— begin Dataset records —
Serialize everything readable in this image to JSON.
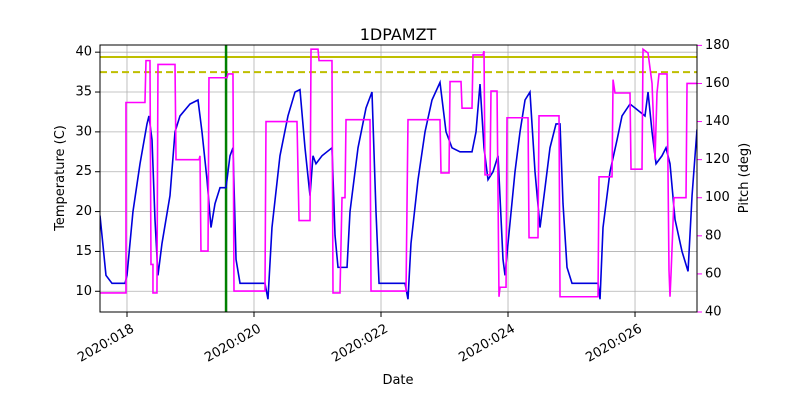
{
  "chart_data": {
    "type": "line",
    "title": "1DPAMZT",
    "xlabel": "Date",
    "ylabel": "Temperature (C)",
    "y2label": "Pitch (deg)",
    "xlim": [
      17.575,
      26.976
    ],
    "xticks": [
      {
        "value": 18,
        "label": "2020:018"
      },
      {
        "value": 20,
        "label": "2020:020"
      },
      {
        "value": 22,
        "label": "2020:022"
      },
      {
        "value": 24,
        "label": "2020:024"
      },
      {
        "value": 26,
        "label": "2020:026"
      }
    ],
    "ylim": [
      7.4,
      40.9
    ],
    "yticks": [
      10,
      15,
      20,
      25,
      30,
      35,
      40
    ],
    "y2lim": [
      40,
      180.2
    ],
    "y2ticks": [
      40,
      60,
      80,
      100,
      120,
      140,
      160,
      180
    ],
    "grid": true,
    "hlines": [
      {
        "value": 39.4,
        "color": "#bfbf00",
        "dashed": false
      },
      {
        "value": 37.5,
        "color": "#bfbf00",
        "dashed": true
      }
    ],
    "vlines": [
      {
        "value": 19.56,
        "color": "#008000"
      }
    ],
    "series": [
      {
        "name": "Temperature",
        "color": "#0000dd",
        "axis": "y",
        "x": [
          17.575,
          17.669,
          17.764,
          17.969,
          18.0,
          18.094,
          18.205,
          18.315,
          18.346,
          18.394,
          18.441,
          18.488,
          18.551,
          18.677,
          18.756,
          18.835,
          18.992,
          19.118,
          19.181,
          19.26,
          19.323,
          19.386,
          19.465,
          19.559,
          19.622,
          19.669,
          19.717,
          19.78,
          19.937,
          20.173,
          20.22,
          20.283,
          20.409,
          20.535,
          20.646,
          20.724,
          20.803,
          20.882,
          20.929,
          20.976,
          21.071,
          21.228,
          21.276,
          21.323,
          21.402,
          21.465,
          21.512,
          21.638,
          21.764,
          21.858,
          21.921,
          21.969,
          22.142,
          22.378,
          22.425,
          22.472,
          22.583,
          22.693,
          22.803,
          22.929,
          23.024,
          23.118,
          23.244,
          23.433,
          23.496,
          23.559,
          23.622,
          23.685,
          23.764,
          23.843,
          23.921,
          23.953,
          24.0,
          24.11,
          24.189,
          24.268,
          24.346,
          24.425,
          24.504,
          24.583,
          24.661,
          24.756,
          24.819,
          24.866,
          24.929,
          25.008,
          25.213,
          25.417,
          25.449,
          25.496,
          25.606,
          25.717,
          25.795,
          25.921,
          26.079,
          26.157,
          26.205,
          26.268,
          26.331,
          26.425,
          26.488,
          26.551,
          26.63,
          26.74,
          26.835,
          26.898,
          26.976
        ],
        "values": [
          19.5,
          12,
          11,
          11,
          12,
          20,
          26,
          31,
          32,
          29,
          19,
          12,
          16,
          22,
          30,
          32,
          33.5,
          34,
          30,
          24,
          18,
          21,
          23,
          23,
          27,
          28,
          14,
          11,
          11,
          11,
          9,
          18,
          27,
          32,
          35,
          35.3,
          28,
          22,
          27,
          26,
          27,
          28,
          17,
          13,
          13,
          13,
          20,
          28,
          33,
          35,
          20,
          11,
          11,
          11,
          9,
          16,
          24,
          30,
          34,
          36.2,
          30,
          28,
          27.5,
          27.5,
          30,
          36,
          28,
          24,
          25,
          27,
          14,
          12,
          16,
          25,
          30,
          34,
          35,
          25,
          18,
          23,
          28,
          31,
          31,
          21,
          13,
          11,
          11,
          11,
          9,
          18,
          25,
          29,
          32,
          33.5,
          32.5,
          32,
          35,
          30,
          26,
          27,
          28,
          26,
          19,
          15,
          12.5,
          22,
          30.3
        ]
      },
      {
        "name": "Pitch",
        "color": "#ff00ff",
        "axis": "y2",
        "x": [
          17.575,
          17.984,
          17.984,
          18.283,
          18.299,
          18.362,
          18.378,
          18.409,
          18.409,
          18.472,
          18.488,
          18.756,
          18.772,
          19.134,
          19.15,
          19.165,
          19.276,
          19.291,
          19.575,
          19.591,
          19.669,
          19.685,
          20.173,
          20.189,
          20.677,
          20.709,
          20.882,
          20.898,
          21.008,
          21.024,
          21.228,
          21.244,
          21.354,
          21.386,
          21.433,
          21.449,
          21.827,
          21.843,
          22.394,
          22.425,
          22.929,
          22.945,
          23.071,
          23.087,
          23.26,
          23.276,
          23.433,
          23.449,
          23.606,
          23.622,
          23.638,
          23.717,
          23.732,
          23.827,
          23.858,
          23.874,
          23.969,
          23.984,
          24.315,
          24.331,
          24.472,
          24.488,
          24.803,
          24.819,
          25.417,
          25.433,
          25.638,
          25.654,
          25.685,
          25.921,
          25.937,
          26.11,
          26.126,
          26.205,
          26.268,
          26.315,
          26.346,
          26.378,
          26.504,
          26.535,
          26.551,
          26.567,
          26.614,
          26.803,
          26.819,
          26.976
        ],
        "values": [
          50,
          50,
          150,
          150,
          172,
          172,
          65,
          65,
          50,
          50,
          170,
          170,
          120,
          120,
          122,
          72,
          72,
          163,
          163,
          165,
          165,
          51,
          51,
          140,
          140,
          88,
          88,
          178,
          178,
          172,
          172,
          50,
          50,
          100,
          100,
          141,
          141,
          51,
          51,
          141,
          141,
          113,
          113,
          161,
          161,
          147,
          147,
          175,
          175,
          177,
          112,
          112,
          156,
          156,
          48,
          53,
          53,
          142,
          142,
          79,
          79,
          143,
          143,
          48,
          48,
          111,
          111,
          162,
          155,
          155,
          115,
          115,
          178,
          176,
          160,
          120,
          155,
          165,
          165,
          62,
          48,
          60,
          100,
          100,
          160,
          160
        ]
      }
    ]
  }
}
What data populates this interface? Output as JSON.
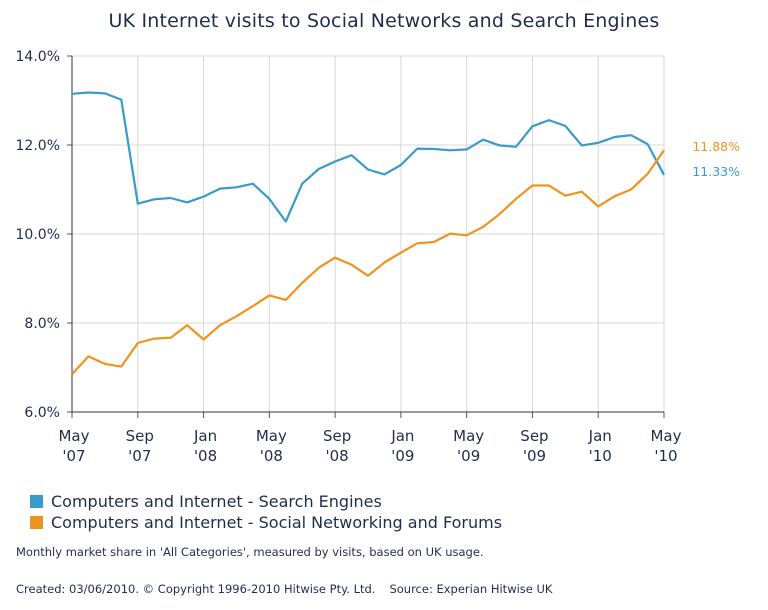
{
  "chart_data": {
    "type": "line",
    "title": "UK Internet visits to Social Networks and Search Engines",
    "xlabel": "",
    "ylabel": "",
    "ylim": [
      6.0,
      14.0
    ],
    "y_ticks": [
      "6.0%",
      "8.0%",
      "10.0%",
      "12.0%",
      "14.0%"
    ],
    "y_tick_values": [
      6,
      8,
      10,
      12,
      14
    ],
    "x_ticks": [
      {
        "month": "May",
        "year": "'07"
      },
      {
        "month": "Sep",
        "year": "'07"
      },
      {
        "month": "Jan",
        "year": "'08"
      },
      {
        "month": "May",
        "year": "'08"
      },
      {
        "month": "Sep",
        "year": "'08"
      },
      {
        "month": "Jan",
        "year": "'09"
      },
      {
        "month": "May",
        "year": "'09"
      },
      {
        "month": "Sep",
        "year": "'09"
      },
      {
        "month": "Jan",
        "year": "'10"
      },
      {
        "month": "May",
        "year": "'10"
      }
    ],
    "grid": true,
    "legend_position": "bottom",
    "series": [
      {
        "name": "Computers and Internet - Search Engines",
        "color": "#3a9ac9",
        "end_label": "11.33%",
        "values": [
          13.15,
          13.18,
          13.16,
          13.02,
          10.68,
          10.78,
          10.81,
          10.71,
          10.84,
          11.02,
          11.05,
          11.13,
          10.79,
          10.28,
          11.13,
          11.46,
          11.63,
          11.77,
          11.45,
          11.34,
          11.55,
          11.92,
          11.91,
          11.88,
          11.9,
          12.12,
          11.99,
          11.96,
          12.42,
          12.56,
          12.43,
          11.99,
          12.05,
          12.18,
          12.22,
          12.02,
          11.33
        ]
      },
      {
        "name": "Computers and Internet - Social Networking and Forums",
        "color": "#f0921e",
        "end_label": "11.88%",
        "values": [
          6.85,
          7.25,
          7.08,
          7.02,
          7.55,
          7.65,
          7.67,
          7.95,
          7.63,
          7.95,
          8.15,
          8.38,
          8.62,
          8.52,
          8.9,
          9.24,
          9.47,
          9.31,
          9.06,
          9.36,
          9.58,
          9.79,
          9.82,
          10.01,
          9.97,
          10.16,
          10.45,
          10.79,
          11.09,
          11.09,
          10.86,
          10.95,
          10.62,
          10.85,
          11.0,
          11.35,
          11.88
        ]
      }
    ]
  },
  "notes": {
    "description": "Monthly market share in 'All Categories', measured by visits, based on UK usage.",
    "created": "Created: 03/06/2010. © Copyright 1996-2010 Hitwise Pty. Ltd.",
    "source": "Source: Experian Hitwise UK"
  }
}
— end Dataset records —
• Written exercise:
Every line that holds the string "Search" should be returned.

• Result of this task:
    "title": "UK Internet visits to Social Networks and Search Engines",
        "name": "Computers and Internet - Search Engines",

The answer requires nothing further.